# Data excerpts
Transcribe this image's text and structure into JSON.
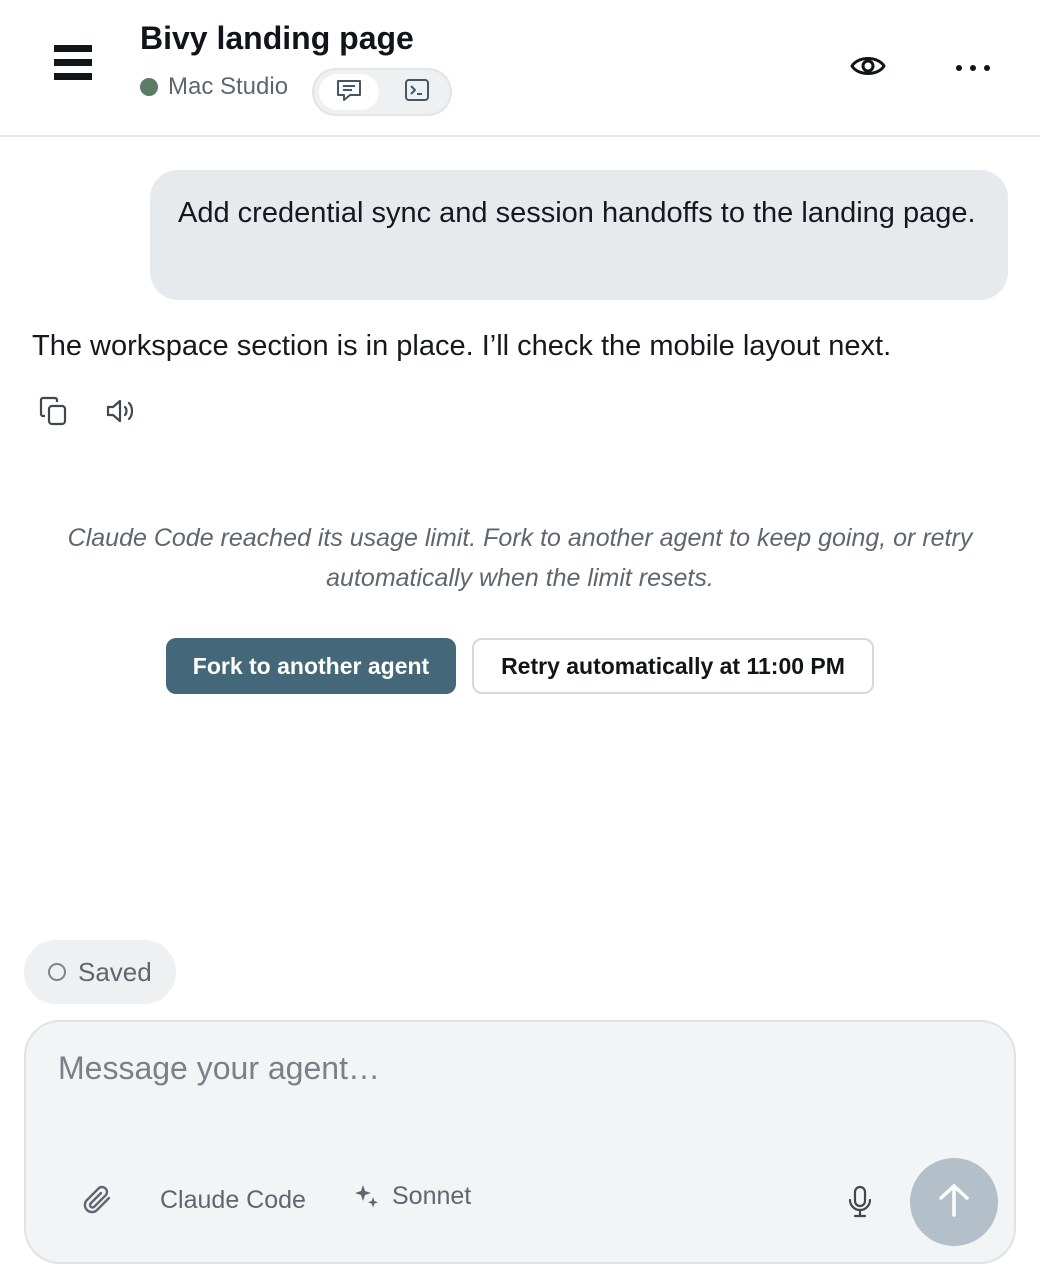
{
  "header": {
    "title": "Bivy landing page",
    "device_name": "Mac Studio",
    "status_color": "#5b7d66",
    "icons": {
      "menu": "hamburger-menu-icon",
      "chat_mode": "chat-bubble-icon",
      "terminal_mode": "terminal-icon",
      "preview": "eye-icon",
      "more": "more-horizontal-icon"
    },
    "active_mode": "chat"
  },
  "conversation": {
    "user_message": "Add credential sync and session handoffs to the landing page.",
    "assistant_message": "The workspace section is in place. I’ll check the mobile layout next.",
    "message_actions": [
      "copy-icon",
      "speaker-icon"
    ]
  },
  "limit_notice": {
    "text": "Claude Code reached its usage limit. Fork to another agent to keep going, or retry automatically when the limit resets.",
    "fork_label": "Fork to another agent",
    "retry_label": "Retry automatically at 11:00 PM",
    "accent_color": "#44687a"
  },
  "status": {
    "saved_label": "Saved"
  },
  "composer": {
    "placeholder": "Message your agent…",
    "value": "",
    "agent_label": "Claude Code",
    "model_label": "Sonnet",
    "icons": {
      "attach": "paperclip-icon",
      "model": "sparkle-icon",
      "mic": "microphone-icon",
      "send": "arrow-up-icon"
    }
  }
}
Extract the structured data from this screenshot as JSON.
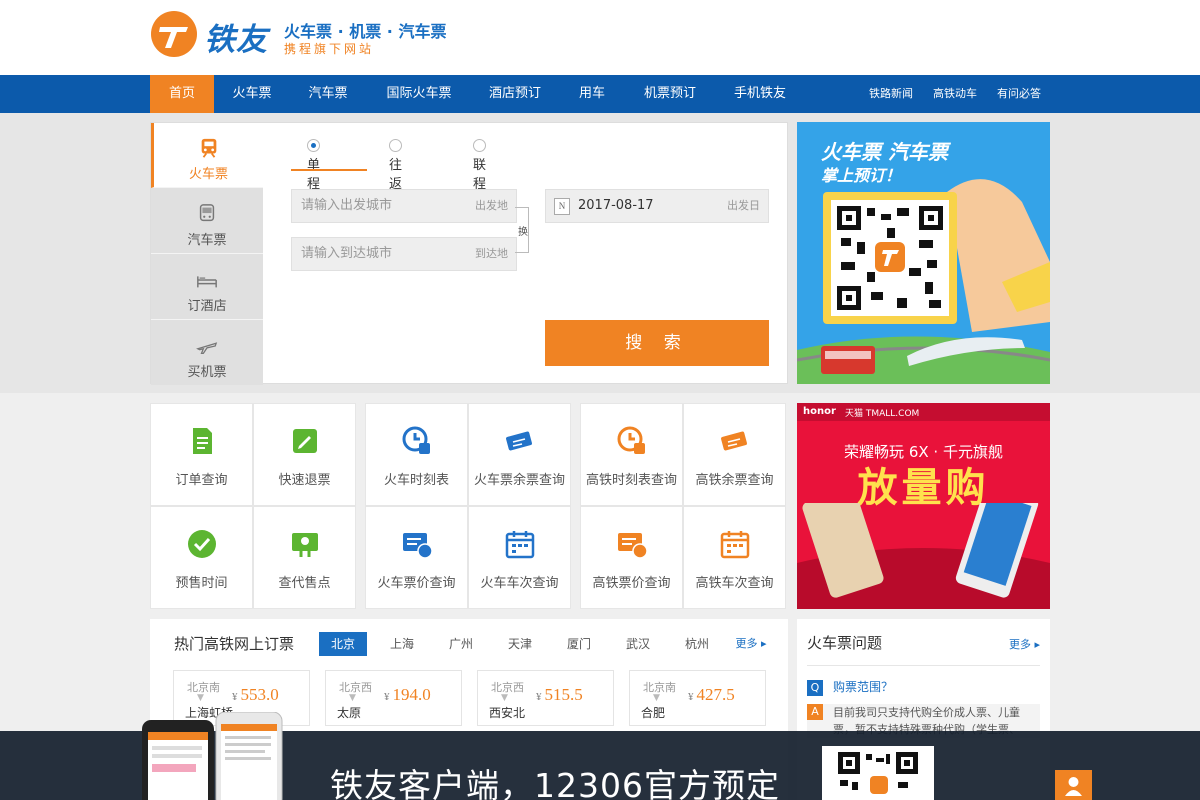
{
  "brand": {
    "name": "铁友",
    "slogan": "火车票 · 机票 · 汽车票",
    "subslogan": "携程旗下网站"
  },
  "nav": {
    "items": [
      "首页",
      "火车票",
      "汽车票",
      "国际火车票",
      "酒店预订",
      "用车",
      "机票预订",
      "手机铁友"
    ],
    "right": [
      "铁路新闻",
      "高铁动车",
      "有问必答"
    ]
  },
  "search": {
    "tabs": [
      "火车票",
      "汽车票",
      "订酒店",
      "买机票"
    ],
    "trip_types": [
      "单程",
      "往返",
      "联程"
    ],
    "from": {
      "placeholder": "请输入出发城市",
      "tag": "出发地"
    },
    "to": {
      "placeholder": "请输入到达城市",
      "tag": "到达地"
    },
    "swap": "换",
    "date": {
      "value": "2017-08-17",
      "tag": "出发日",
      "icon_text": "N"
    },
    "button": "搜 索"
  },
  "ad_qr": {
    "line1": "火车票 汽车票",
    "line2": "掌上预订！"
  },
  "quick": [
    {
      "label": "订单查询",
      "icon": "doc-icon"
    },
    {
      "label": "快速退票",
      "icon": "edit-icon"
    },
    {
      "label": "火车时刻表",
      "icon": "clock-train-icon"
    },
    {
      "label": "火车票余票查询",
      "icon": "ticket-icon"
    },
    {
      "label": "高铁时刻表查询",
      "icon": "clock-train-icon"
    },
    {
      "label": "高铁余票查询",
      "icon": "ticket-icon"
    },
    {
      "label": "预售时间",
      "icon": "check-circle-icon"
    },
    {
      "label": "查代售点",
      "icon": "map-icon"
    },
    {
      "label": "火车票价查询",
      "icon": "price-icon"
    },
    {
      "label": "火车车次查询",
      "icon": "calendar-icon"
    },
    {
      "label": "高铁票价查询",
      "icon": "price-icon"
    },
    {
      "label": "高铁车次查询",
      "icon": "calendar-icon"
    }
  ],
  "ad_honor": {
    "brand": "honor",
    "mall": "天猫 TMALL.COM",
    "headline": "荣耀畅玩 6X · 千元旗舰",
    "big": "放量购"
  },
  "hot": {
    "title": "热门高铁网上订票",
    "cities": [
      "北京",
      "上海",
      "广州",
      "天津",
      "厦门",
      "武汉",
      "杭州"
    ],
    "more": "更多",
    "routes": [
      {
        "from": "北京南",
        "to": "上海虹桥",
        "price": "553.0"
      },
      {
        "from": "北京西",
        "to": "太原",
        "price": "194.0"
      },
      {
        "from": "北京西",
        "to": "西安北",
        "price": "515.5"
      },
      {
        "from": "北京南",
        "to": "合肥",
        "price": "427.5"
      }
    ],
    "currency": "¥"
  },
  "faq": {
    "title": "火车票问题",
    "more": "更多",
    "q": "购票范围？",
    "a1": "目前我司只支持代购全价成人票、儿童",
    "a2": "票，暂不支持特殊票种代购（学生票、",
    "q_badge": "Q",
    "a_badge": "A"
  },
  "bottom": {
    "text": "铁友客户端，12306官方预定"
  },
  "colors": {
    "brand_blue": "#0c5aab",
    "accent_orange": "#f08323",
    "link_blue": "#1a6fc2",
    "green_icon": "#5cb531"
  }
}
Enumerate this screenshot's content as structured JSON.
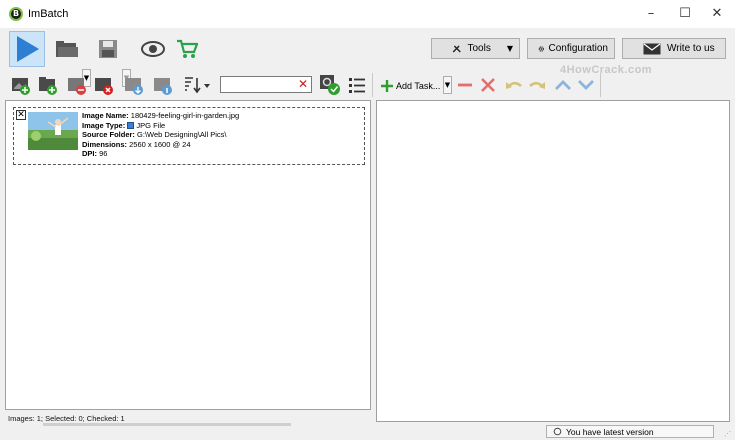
{
  "window": {
    "title": "ImBatch",
    "logo_letter": "B",
    "minimize_glyph": "–",
    "maximize_glyph": "☐",
    "close_glyph": "✕"
  },
  "toolbar_top": {
    "tools_label": "Tools",
    "configuration_label": "Configuration",
    "write_label": "Write to us"
  },
  "toolbar_tasks": {
    "add_task_label": "Add Task..."
  },
  "search": {
    "value": "",
    "placeholder": ""
  },
  "watermark": "4HowCrack.com",
  "images": [
    {
      "checked": true,
      "name_label": "Image Name:",
      "name": "180429-feeling-girl-in-garden.jpg",
      "type_label": "Image Type:",
      "type": "JPG File",
      "folder_label": "Source Folder:",
      "folder": "G:\\Web Designing\\All Pics\\",
      "dimensions_label": "Dimensions:",
      "dimensions": "2560 x 1600 @ 24",
      "dpi_label": "DPI:",
      "dpi": "96"
    }
  ],
  "status": {
    "summary": "Images: 1; Selected: 0; Checked: 1",
    "version": "You have latest version"
  },
  "colors": {
    "accent_blue": "#2d7fd3",
    "add_green": "#2f9e2f",
    "remove_red": "#d94040",
    "cart_green": "#2aa14a"
  }
}
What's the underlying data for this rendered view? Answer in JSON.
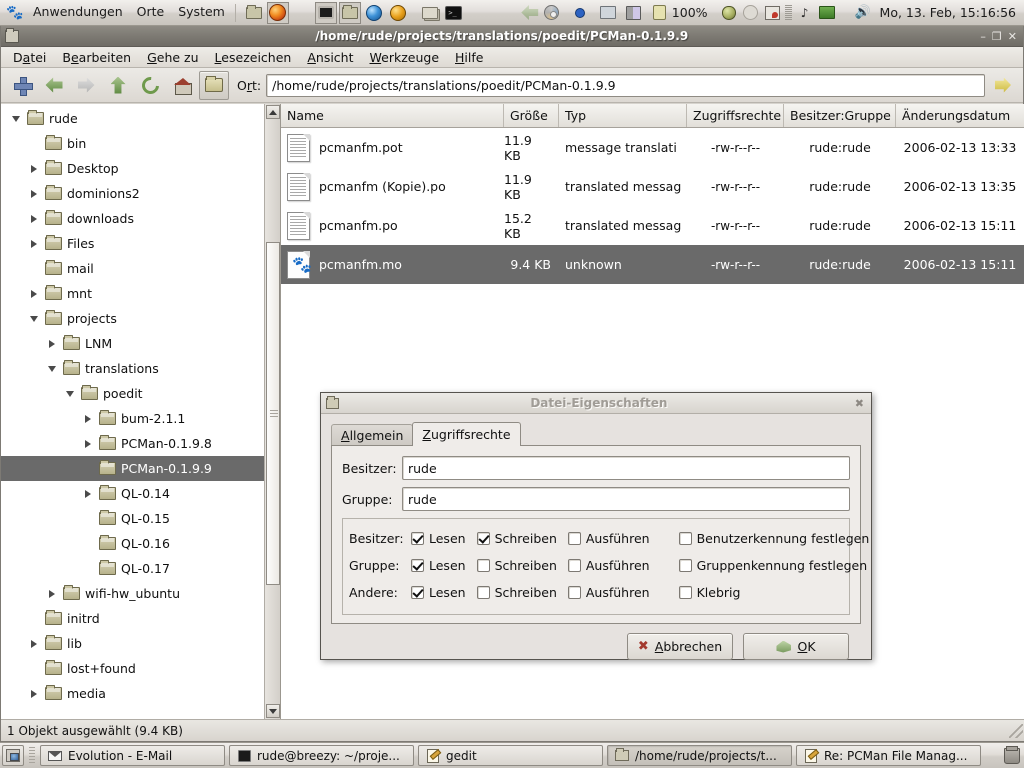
{
  "panel": {
    "foot_icon": "gnome-foot-icon",
    "menus": [
      "Anwendungen",
      "Orte",
      "System"
    ],
    "launchers": [
      "folder-icon",
      "firefox-icon",
      "terminal-icon",
      "file-manager-icon",
      "globe-icon",
      "gears-icon",
      "files-icon",
      "black-terminal-icon"
    ],
    "tray": [
      "cd-drive-icon",
      "blue-dot-icon",
      "network-icon",
      "memory-icon",
      "power-plug-icon"
    ],
    "battery": "100%",
    "tray2": [
      "apple-icon",
      "clock-gray-icon",
      "cards-icon",
      "bars-icon",
      "note-icon",
      "laptop-icon"
    ],
    "volume_icon": "speaker-icon",
    "clock": "Mo, 13. Feb, 15:16:56"
  },
  "window": {
    "title": "/home/rude/projects/translations/poedit/PCMan-0.1.9.9",
    "buttons": {
      "minimize": "–",
      "maximize": "❐",
      "close": "✕"
    },
    "menubar": [
      {
        "pre": "D",
        "key": "a",
        "post": "tei"
      },
      {
        "pre": "B",
        "key": "e",
        "post": "arbeiten"
      },
      {
        "pre": "",
        "key": "G",
        "post": "ehe zu"
      },
      {
        "pre": "",
        "key": "L",
        "post": "esezeichen"
      },
      {
        "pre": "",
        "key": "A",
        "post": "nsicht"
      },
      {
        "pre": "",
        "key": "W",
        "post": "erkzeuge"
      },
      {
        "pre": "",
        "key": "H",
        "post": "ilfe"
      }
    ],
    "toolbar": {
      "buttons": [
        "new-tab-icon",
        "back-icon",
        "forward-icon",
        "up-icon",
        "reload-icon",
        "home-icon",
        "open-folder-icon"
      ],
      "location_label_pre": "O",
      "location_label_key": "r",
      "location_label_post": "t:",
      "location_value": "/home/rude/projects/translations/poedit/PCMan-0.1.9.9",
      "go_icon": "go-arrow-icon"
    },
    "statusbar": "1 Objekt ausgewählt (9.4 KB)"
  },
  "sidebar": {
    "items": [
      {
        "label": "rude",
        "indent": 1,
        "twisty": "open"
      },
      {
        "label": "bin",
        "indent": 2,
        "twisty": "none"
      },
      {
        "label": "Desktop",
        "indent": 2,
        "twisty": "closed"
      },
      {
        "label": "dominions2",
        "indent": 2,
        "twisty": "closed"
      },
      {
        "label": "downloads",
        "indent": 2,
        "twisty": "closed"
      },
      {
        "label": "Files",
        "indent": 2,
        "twisty": "closed"
      },
      {
        "label": "mail",
        "indent": 2,
        "twisty": "none"
      },
      {
        "label": "mnt",
        "indent": 2,
        "twisty": "closed"
      },
      {
        "label": "projects",
        "indent": 2,
        "twisty": "open"
      },
      {
        "label": "LNM",
        "indent": 3,
        "twisty": "closed"
      },
      {
        "label": "translations",
        "indent": 3,
        "twisty": "open"
      },
      {
        "label": "poedit",
        "indent": 4,
        "twisty": "open"
      },
      {
        "label": "bum-2.1.1",
        "indent": 5,
        "twisty": "closed"
      },
      {
        "label": "PCMan-0.1.9.8",
        "indent": 5,
        "twisty": "closed"
      },
      {
        "label": "PCMan-0.1.9.9",
        "indent": 5,
        "twisty": "none",
        "selected": true
      },
      {
        "label": "QL-0.14",
        "indent": 5,
        "twisty": "closed"
      },
      {
        "label": "QL-0.15",
        "indent": 5,
        "twisty": "none"
      },
      {
        "label": "QL-0.16",
        "indent": 5,
        "twisty": "none"
      },
      {
        "label": "QL-0.17",
        "indent": 5,
        "twisty": "none"
      },
      {
        "label": "wifi-hw_ubuntu",
        "indent": 3,
        "twisty": "closed"
      },
      {
        "label": "initrd",
        "indent": 2,
        "twisty": "none"
      },
      {
        "label": "lib",
        "indent": 2,
        "twisty": "closed"
      },
      {
        "label": "lost+found",
        "indent": 2,
        "twisty": "none"
      },
      {
        "label": "media",
        "indent": 2,
        "twisty": "closed"
      }
    ]
  },
  "filelist": {
    "columns": [
      "Name",
      "Größe",
      "Typ",
      "Zugriffsrechte",
      "Besitzer:Gruppe",
      "Änderungsdatum"
    ],
    "rows": [
      {
        "icon": "text-document-icon",
        "name": "pcmanfm.pot",
        "size": "11.9 KB",
        "type": "message translati",
        "perms": "-rw-r--r--",
        "owner": "rude:rude",
        "date": "2006-02-13 13:33",
        "selected": false
      },
      {
        "icon": "text-document-icon",
        "name": "pcmanfm (Kopie).po",
        "size": "11.9 KB",
        "type": "translated messag",
        "perms": "-rw-r--r--",
        "owner": "rude:rude",
        "date": "2006-02-13 13:35",
        "selected": false
      },
      {
        "icon": "text-document-icon",
        "name": "pcmanfm.po",
        "size": "15.2 KB",
        "type": "translated messag",
        "perms": "-rw-r--r--",
        "owner": "rude:rude",
        "date": "2006-02-13 15:11",
        "selected": false
      },
      {
        "icon": "gnome-mo-file-icon",
        "name": "pcmanfm.mo",
        "size": "9.4 KB",
        "type": "unknown",
        "perms": "-rw-r--r--",
        "owner": "rude:rude",
        "date": "2006-02-13 15:11",
        "selected": true
      }
    ]
  },
  "dialog": {
    "title": "Datei-Eigenschaften",
    "close_icon": "✖",
    "tabs": [
      {
        "pre": "",
        "key": "A",
        "post": "llgemein",
        "active": false
      },
      {
        "pre": "",
        "key": "Z",
        "post": "ugriffsrechte",
        "active": true
      }
    ],
    "owner_label": "Besitzer:",
    "owner_value": "rude",
    "group_label": "Gruppe:",
    "group_value": "rude",
    "perm_rows": [
      {
        "who": "Besitzer:",
        "read_label": "Lesen",
        "read": true,
        "write_label": "Schreiben",
        "write": true,
        "exec_label": "Ausführen",
        "exec": false
      },
      {
        "who": "Gruppe:",
        "read_label": "Lesen",
        "read": true,
        "write_label": "Schreiben",
        "write": false,
        "exec_label": "Ausführen",
        "exec": false
      },
      {
        "who": "Andere:",
        "read_label": "Lesen",
        "read": true,
        "write_label": "Schreiben",
        "write": false,
        "exec_label": "Ausführen",
        "exec": false
      }
    ],
    "special": [
      {
        "label": "Benutzerkennung festlegen",
        "checked": false
      },
      {
        "label": "Gruppenkennung festlegen",
        "checked": false
      },
      {
        "label": "Klebrig",
        "checked": false
      }
    ],
    "cancel": {
      "pre": "",
      "key": "A",
      "post": "bbrechen"
    },
    "ok": {
      "pre": "",
      "key": "O",
      "post": "K"
    }
  },
  "taskbar": {
    "show_desktop": "show-desktop-icon",
    "tasks": [
      {
        "icon": "mail-icon",
        "label": "Evolution - E-Mail",
        "active": false
      },
      {
        "icon": "terminal-icon",
        "label": "rude@breezy: ~/proje...",
        "active": false
      },
      {
        "icon": "gedit-icon",
        "label": "gedit",
        "active": false
      },
      {
        "icon": "folder-icon",
        "label": "/home/rude/projects/t...",
        "active": true
      },
      {
        "icon": "gedit-icon",
        "label": "Re: PCMan File Manag...",
        "active": false
      }
    ],
    "trash": "trash-icon"
  }
}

# Request
Lines containing the word "automatically" must all be returned from the material above.

# Answer to the problem
    "text": "Claude Code reached its usage limit. Fork to another agent to keep going, or retry automatically when the limit resets.",
    "retry_label": "Retry automatically at 11:00 PM",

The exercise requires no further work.